### THE REQUEST
Copy all the data exactly, except the pictures.

%%

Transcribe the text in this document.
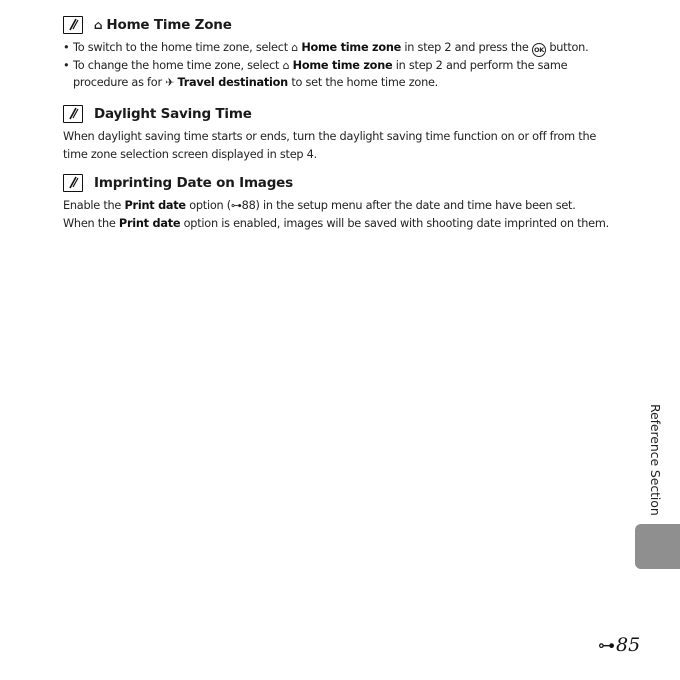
⌂ Home Time Zone
• To switch to the home time zone, select ⌂ Home time zone in step 2 and press the OK button.
• To change the home time zone, select ⌂ Home time zone in step 2 and perform the same procedure as for ✈ Travel destination to set the home time zone.
Daylight Saving Time
When daylight saving time starts or ends, turn the daylight saving time function on or off from the time zone selection screen displayed in step 4.
Imprinting Date on Images
Enable the Print date option (⊶88) in the setup menu after the date and time have been set.
When the Print date option is enabled, images will be saved with shooting date imprinted on them.
Reference Section
⊶85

%%

### SOLUTION TO THE PROBLEM
Transcribe the text in this document.
⌂ Home Time Zone
• To switch to the home time zone, select ⌂ Home time zone in step 2 and press the OK button.
• To change the home time zone, select ⌂ Home time zone in step 2 and perform the same procedure as for ✈ Travel destination to set the home time zone.
Daylight Saving Time
When daylight saving time starts or ends, turn the daylight saving time function on or off from the time zone selection screen displayed in step 4.
Imprinting Date on Images
Enable the Print date option (⊶88) in the setup menu after the date and time have been set.
When the Print date option is enabled, images will be saved with shooting date imprinted on them.
Reference Section
⊶85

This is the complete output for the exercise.